## start Source data
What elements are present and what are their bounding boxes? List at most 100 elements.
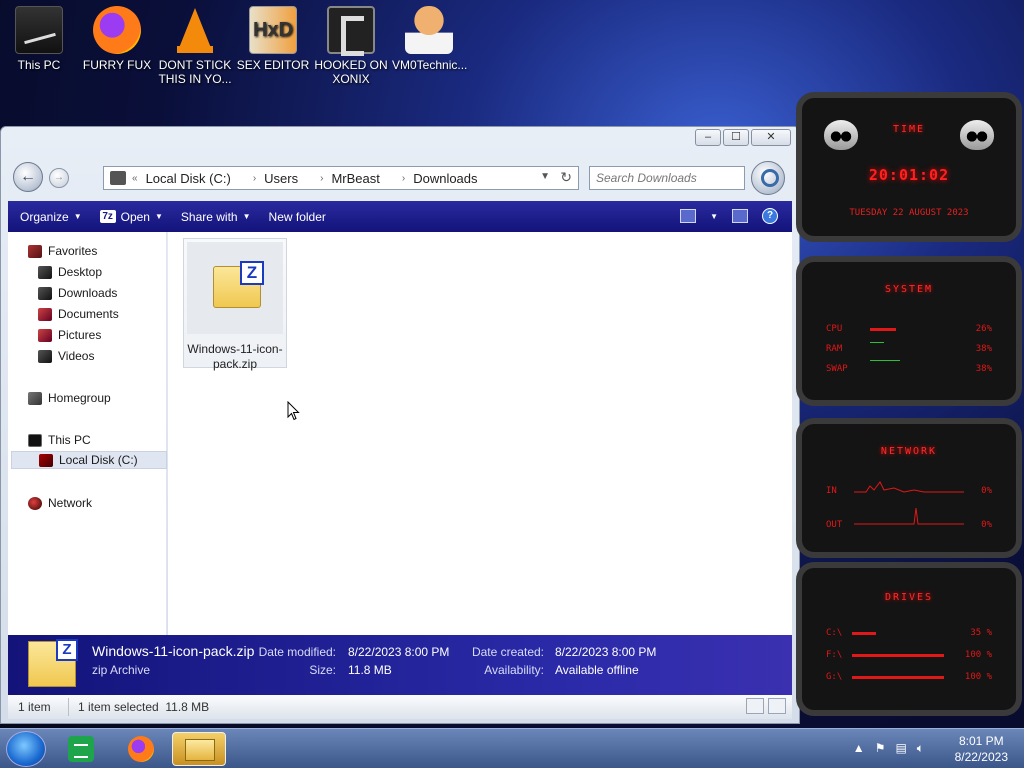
gadget-title: SYSTEM [884, 284, 934, 295]
desktop-icon-firefox[interactable]: FURRY FUX [80, 6, 154, 72]
size-label: Size: [309, 663, 336, 677]
nav-this-pc[interactable]: This PC [28, 431, 91, 449]
drives-gadget[interactable]: DRIVES C:\ 35 % F:\ 100 % G:\ 100 % [796, 562, 1022, 716]
network-gadget[interactable]: NETWORK IN 0% OUT 0% [796, 418, 1022, 558]
nav-homegroup[interactable]: Homegroup [28, 389, 111, 407]
desktop-icon-xonix[interactable]: HOOKED ON XONIX [314, 6, 388, 86]
hard-drive-icon [39, 453, 53, 467]
caret-down-icon[interactable]: ▼ [710, 212, 718, 221]
taskbar-date: 8/22/2023 [954, 750, 1008, 764]
file-list[interactable]: Z Windows-11-icon-pack.zip [168, 232, 792, 635]
drive-g-value: 100 % [964, 672, 992, 682]
file-item[interactable]: Z Windows-11-icon-pack.zip [183, 238, 287, 371]
breadcrumb-mrbeast[interactable]: MrBeast [331, 171, 379, 186]
change-view-icon[interactable] [680, 209, 697, 223]
nav-downloads[interactable]: Downloads [38, 284, 117, 302]
details-file-type: zip Archive [92, 663, 151, 677]
cpu-row: CPU 26% [826, 324, 992, 334]
nav-videos[interactable]: Videos [38, 347, 94, 365]
start-button[interactable] [6, 731, 46, 767]
desktop-icon [38, 265, 52, 279]
nav-label: Favorites [48, 244, 98, 258]
taskbar-app-notes[interactable] [54, 732, 108, 766]
desktop-icon-hex-editor[interactable]: HxD SEX EDITOR [236, 6, 310, 72]
desktop-icon-label: FURRY FUX [82, 58, 152, 72]
net-out-label: OUT [826, 520, 843, 530]
network-status-icon[interactable]: ▤ [895, 741, 906, 756]
desktop-icon-vm-technician[interactable]: VM0Technic... [392, 6, 467, 72]
explorer-window: ‒ ☐ ✕ ← → « Local Disk (C:) › Users › Mr… [0, 126, 800, 724]
nav-documents[interactable]: Documents [38, 305, 119, 323]
desktop-icon-vlc[interactable]: DONT STICK THIS IN YO... [158, 6, 232, 86]
action-center-flag-icon[interactable]: ⚑ [875, 741, 886, 756]
firefox-icon [128, 736, 154, 762]
gadget-title: NETWORK [880, 446, 938, 457]
nav-network[interactable]: Network [28, 494, 92, 512]
chevron-right-icon[interactable]: › [320, 173, 323, 184]
taskbar-clock[interactable]: 8:01 PM 8/22/2023 [955, 733, 1008, 765]
breadcrumb-local-disk[interactable]: Local Disk (C:) [146, 171, 231, 186]
navigation-bar: ← → « Local Disk (C:) › Users › MrBeast … [11, 161, 787, 195]
nav-label: Pictures [58, 328, 102, 342]
forward-button[interactable]: → [49, 168, 69, 188]
address-bar[interactable]: « Local Disk (C:) › Users › MrBeast › Do… [103, 166, 579, 190]
preview-pane-icon[interactable] [732, 209, 748, 223]
time-gadget[interactable]: TIME 20:01:02 TUESDAY 22 AUGUST 2023 [796, 92, 1022, 242]
show-hidden-icons-icon[interactable]: ▲ [853, 741, 865, 756]
nav-pictures[interactable]: Pictures [38, 326, 101, 344]
help-icon[interactable]: ? [762, 208, 778, 224]
arrow-left-icon: ← [20, 168, 36, 185]
nav-local-disk[interactable]: Local Disk (C:) [11, 451, 167, 469]
swap-value: 38% [975, 364, 992, 374]
large-icons-view-icon[interactable] [768, 698, 786, 714]
caret-down-icon: ▼ [73, 212, 82, 221]
caret-down-icon: ▼ [242, 212, 251, 221]
taskbar-time: 8:01 PM [958, 734, 1004, 748]
refresh-icon[interactable]: ↻ [560, 169, 572, 186]
gadget-title: DRIVES [884, 592, 934, 603]
details-view-icon[interactable] [746, 698, 764, 714]
nav-favorites[interactable]: Favorites [28, 242, 97, 260]
date-modified-label: Date modified: [258, 645, 336, 659]
drive-c-row: C:\ 35 % [826, 628, 992, 638]
drive-g-bar [852, 676, 944, 679]
nav-label: Desktop [58, 265, 103, 279]
nav-label: This PC [48, 433, 91, 447]
desktop-icon-this-pc[interactable]: This PC [2, 6, 76, 72]
share-with-button[interactable]: Share with ▼ [181, 210, 251, 224]
nav-label: Local Disk (C:) [59, 453, 138, 467]
computer-icon [15, 6, 63, 54]
taskbar-app-firefox[interactable] [114, 732, 168, 766]
drive-f-bar [852, 654, 944, 657]
maximize-button[interactable]: ☐ [723, 129, 749, 146]
selection-status: 1 item selected 11.8 MB [78, 700, 210, 714]
chevron-down-icon[interactable]: ▼ [540, 171, 550, 182]
nav-desktop[interactable]: Desktop [38, 263, 102, 281]
cpu-label: CPU [826, 324, 843, 334]
command-bar: Organize ▼ 7z Open ▼ Share with ▼ New folder… [8, 201, 792, 232]
open-button[interactable]: 7z Open ▼ [99, 210, 163, 224]
close-button[interactable]: ✕ [751, 129, 791, 146]
chevron-right-icon[interactable]: › [402, 173, 405, 184]
new-folder-button[interactable]: New folder [269, 210, 326, 224]
volume-icon[interactable]: 🔈︎ [917, 741, 924, 756]
search-input[interactable]: Search Downloads [589, 166, 745, 190]
window-controls: ‒ ☐ ✕ [695, 129, 791, 146]
breadcrumb-users[interactable]: Users [264, 171, 298, 186]
nav-label: Videos [58, 349, 95, 363]
nav-label: Network [48, 496, 93, 510]
breadcrumb-overflow[interactable]: « [132, 173, 138, 184]
back-button[interactable]: ← [13, 162, 43, 192]
nav-label: Documents [58, 307, 119, 321]
taskbar-app-explorer[interactable] [172, 732, 226, 766]
new-folder-label: New folder [268, 209, 326, 224]
breadcrumb-downloads[interactable]: Downloads [413, 171, 477, 186]
navigation-pane: Favorites Desktop Downloads Documents Pi… [8, 232, 167, 635]
desktop-icon-label: HOOKED ON XONIX [314, 58, 388, 86]
chevron-right-icon[interactable]: › [253, 173, 256, 184]
organize-button[interactable]: Organize ▼ [20, 210, 82, 224]
minimize-button[interactable]: ‒ [695, 129, 721, 146]
search-button[interactable] [751, 161, 785, 195]
system-gadget[interactable]: SYSTEM CPU 26% RAM 38% SWAP 38% [796, 256, 1022, 406]
xonix-game-icon [327, 6, 375, 56]
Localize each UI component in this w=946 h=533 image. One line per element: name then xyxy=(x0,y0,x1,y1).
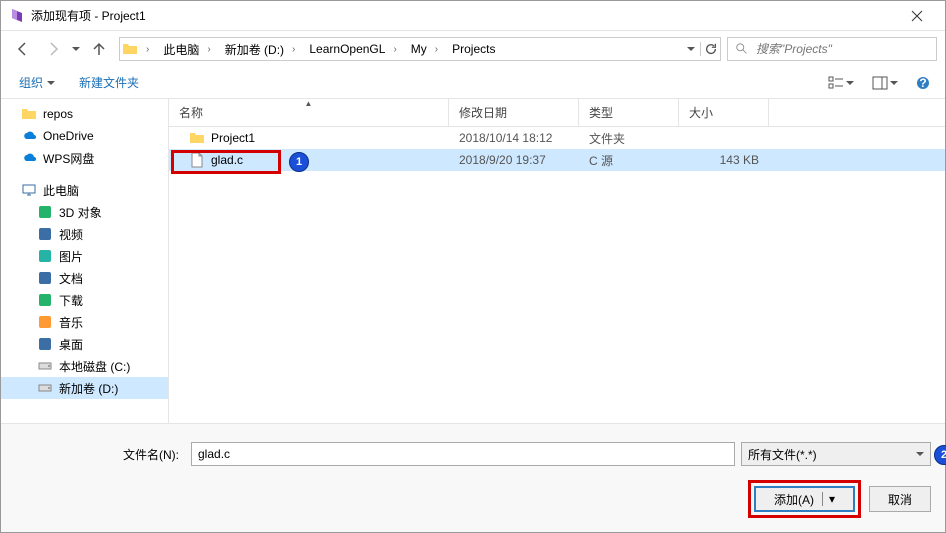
## end Source data
Set exercise
Update all of the records above by replacing "Localize" with "Locate" and leaving everything else unchanged. Leave the pictures out of your answer.

Written solution
What elements are present and what are their bounding boxes? List at most 100 elements.
gadget-title: SYSTEM [884, 284, 934, 295]
desktop-icon-firefox[interactable]: FURRY FUX [80, 6, 154, 72]
size-label: Size: [309, 663, 336, 677]
nav-this-pc[interactable]: This PC [28, 431, 91, 449]
drives-gadget[interactable]: DRIVES C:\ 35 % F:\ 100 % G:\ 100 % [796, 562, 1022, 716]
network-gadget[interactable]: NETWORK IN 0% OUT 0% [796, 418, 1022, 558]
nav-homegroup[interactable]: Homegroup [28, 389, 111, 407]
desktop-icon-xonix[interactable]: HOOKED ON XONIX [314, 6, 388, 86]
hard-drive-icon [39, 453, 53, 467]
caret-down-icon[interactable]: ▼ [710, 212, 718, 221]
taskbar-date: 8/22/2023 [954, 750, 1008, 764]
file-list[interactable]: Z Windows-11-icon-pack.zip [168, 232, 792, 635]
drive-g-value: 100 % [964, 672, 992, 682]
file-item[interactable]: Z Windows-11-icon-pack.zip [183, 238, 287, 371]
breadcrumb-mrbeast[interactable]: MrBeast [331, 171, 379, 186]
change-view-icon[interactable] [680, 209, 697, 223]
nav-downloads[interactable]: Downloads [38, 284, 117, 302]
details-file-type: zip Archive [92, 663, 151, 677]
cpu-row: CPU 26% [826, 324, 992, 334]
nav-videos[interactable]: Videos [38, 347, 94, 365]
start-button[interactable] [6, 731, 46, 767]
desktop-icon [38, 265, 52, 279]
nav-label: Favorites [48, 244, 98, 258]
taskbar-app-notes[interactable] [54, 732, 108, 766]
desktop-icon-hex-editor[interactable]: HxD SEX EDITOR [236, 6, 310, 72]
desktop-icon-label: FURRY FUX [82, 58, 152, 72]
net-out-label: OUT [826, 520, 843, 530]
network-status-icon[interactable]: ▤ [895, 741, 906, 756]
desktop-icon-vm-technician[interactable]: VM0Technic... [392, 6, 467, 72]
explorer-window: ‒ ☐ ✕ ← → « Local Disk (C:) › Users › Mr… [0, 126, 800, 724]
nav-documents[interactable]: Documents [38, 305, 119, 323]
desktop-icon-vlc[interactable]: DONT STICK THIS IN YO... [158, 6, 232, 86]
action-center-flag-icon[interactable]: ⚑ [875, 741, 886, 756]
firefox-icon [128, 736, 154, 762]
gadget-title: NETWORK [880, 446, 938, 457]
nav-network[interactable]: Network [28, 494, 92, 512]
chevron-right-icon[interactable]: › [320, 173, 323, 184]
taskbar-clock[interactable]: 8:01 PM 8/22/2023 [955, 733, 1008, 765]
breadcrumb-local-disk[interactable]: Local Disk (C:) [146, 171, 231, 186]
navigation-bar: ← → « Local Disk (C:) › Users › MrBeast … [11, 161, 787, 195]
nav-label: Pictures [58, 328, 102, 342]
forward-button[interactable]: → [49, 168, 69, 188]
address-bar[interactable]: « Local Disk (C:) › Users › MrBeast › Do… [103, 166, 579, 190]
preview-pane-icon[interactable] [732, 209, 748, 223]
time-gadget[interactable]: TIME 20:01:02 TUESDAY 22 AUGUST 2023 [796, 92, 1022, 242]
show-hidden-icons-icon[interactable]: ▲ [853, 741, 865, 756]
nav-pictures[interactable]: Pictures [38, 326, 101, 344]
help-icon[interactable]: ? [762, 208, 778, 224]
arrow-left-icon: ← [20, 168, 36, 185]
nav-local-disk[interactable]: Local Disk (C:) [11, 451, 167, 469]
swap-value: 38% [975, 364, 992, 374]
large-icons-view-icon[interactable] [768, 698, 786, 714]
caret-down-icon: ▼ [73, 212, 82, 221]
caret-down-icon: ▼ [242, 212, 251, 221]
taskbar-time: 8:01 PM [958, 734, 1004, 748]
refresh-icon[interactable]: ↻ [560, 169, 572, 186]
gadget-title: DRIVES [884, 592, 934, 603]
details-view-icon[interactable] [746, 698, 764, 714]
nav-favorites[interactable]: Favorites [28, 242, 97, 260]
date-modified-label: Date modified: [258, 645, 336, 659]
drive-c-row: C:\ 35 % [826, 628, 992, 638]
drive-g-bar [852, 676, 944, 679]
nav-label: Desktop [58, 265, 103, 279]
nav-label: This PC [48, 433, 91, 447]
desktop-icon-this-pc[interactable]: This PC [2, 6, 76, 72]
share-with-button[interactable]: Share with ▼ [181, 210, 251, 224]
nav-label: Local Disk (C:) [59, 453, 138, 467]
computer-icon [15, 6, 63, 54]
taskbar-app-firefox[interactable] [114, 732, 168, 766]
drive-f-bar [852, 654, 944, 657]
maximize-button[interactable]: ☐ [723, 129, 749, 146]
selection-status: 1 item selected 11.8 MB [78, 700, 210, 714]
chevron-down-icon[interactable]: ▼ [540, 171, 550, 182]
nav-desktop[interactable]: Desktop [38, 263, 102, 281]
cpu-label: CPU [826, 324, 843, 334]
command-bar: Organize ▼ 7z Open ▼ Share with ▼ New folder… [8, 201, 792, 232]
open-button[interactable]: 7z Open ▼ [99, 210, 163, 224]
close-button[interactable]: ✕ [751, 129, 791, 146]
chevron-right-icon[interactable]: › [402, 173, 405, 184]
new-folder-button[interactable]: New folder [269, 210, 326, 224]
volume-icon[interactable]: 🔈︎ [917, 741, 924, 756]
search-input[interactable]: Search Downloads [589, 166, 745, 190]
window-controls: ‒ ☐ ✕ [695, 129, 791, 146]
breadcrumb-users[interactable]: Users [264, 171, 298, 186]
nav-label: Videos [58, 349, 95, 363]
nav-label: Network [48, 496, 93, 510]
breadcrumb-overflow[interactable]: « [132, 173, 138, 184]
back-button[interactable]: ← [13, 162, 43, 192]
nav-label: Documents [58, 307, 119, 321]
taskbar-app-explorer[interactable] [172, 732, 226, 766]
new-folder-label: New folder [268, 209, 326, 224]
breadcrumb-downloads[interactable]: Downloads [413, 171, 477, 186]
navigation-pane: Favorites Desktop Downloads Documents Pi… [8, 232, 167, 635]
desktop-icon-label: HOOKED ON XONIX [314, 58, 388, 86]
chevron-right-icon[interactable]: › [253, 173, 256, 184]
organize-button[interactable]: Organize ▼ [20, 210, 82, 224]
minimize-button[interactable]: ‒ [695, 129, 721, 146]
search-button[interactable] [751, 161, 785, 195]
system-gadget[interactable]: SYSTEM CPU 26% RAM 38% SWAP 38% [796, 256, 1022, 406]
xonix-game-icon [327, 6, 375, 56]
Locate each UI component in this w=946 h=533 image. One line per element: name then xyxy=(x0,y0,x1,y1).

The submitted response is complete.